Start of RECORDS PROVIDED

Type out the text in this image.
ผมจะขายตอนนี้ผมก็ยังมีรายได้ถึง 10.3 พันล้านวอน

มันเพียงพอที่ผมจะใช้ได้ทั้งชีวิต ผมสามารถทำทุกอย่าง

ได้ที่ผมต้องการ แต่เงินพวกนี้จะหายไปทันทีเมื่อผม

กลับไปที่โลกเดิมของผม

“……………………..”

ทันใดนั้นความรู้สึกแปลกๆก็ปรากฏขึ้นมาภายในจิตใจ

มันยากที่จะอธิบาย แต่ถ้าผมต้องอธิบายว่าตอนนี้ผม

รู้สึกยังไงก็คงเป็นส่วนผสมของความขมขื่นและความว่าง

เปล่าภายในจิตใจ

End of RECORDS PROVIDED

• **STATED EXERCISE**: Print all the data exactly.

• **EXPECTED ANSWER**:
Type out the text in this image.
ผมจะขายตอนนี้ผมก็ยังมีรายได้ถึง 10.3 พันล้านวอน

มันเพียงพอที่ผมจะใช้ได้ทั้งชีวิต ผมสามารถทำทุกอย่าง

ได้ที่ผมต้องการ แต่เงินพวกนี้จะหายไปทันทีเมื่อผม

กลับไปที่โลกเดิมของผม

“……………………..”

ทันใดนั้นความรู้สึกแปลกๆก็ปรากฏขึ้นมาภายในจิตใจ

มันยากที่จะอธิบาย แต่ถ้าผมต้องอธิบายว่าตอนนี้ผม

รู้สึกยังไงก็คงเป็นส่วนผสมของความขมขื่นและความว่าง

เปล่าภายในจิตใจ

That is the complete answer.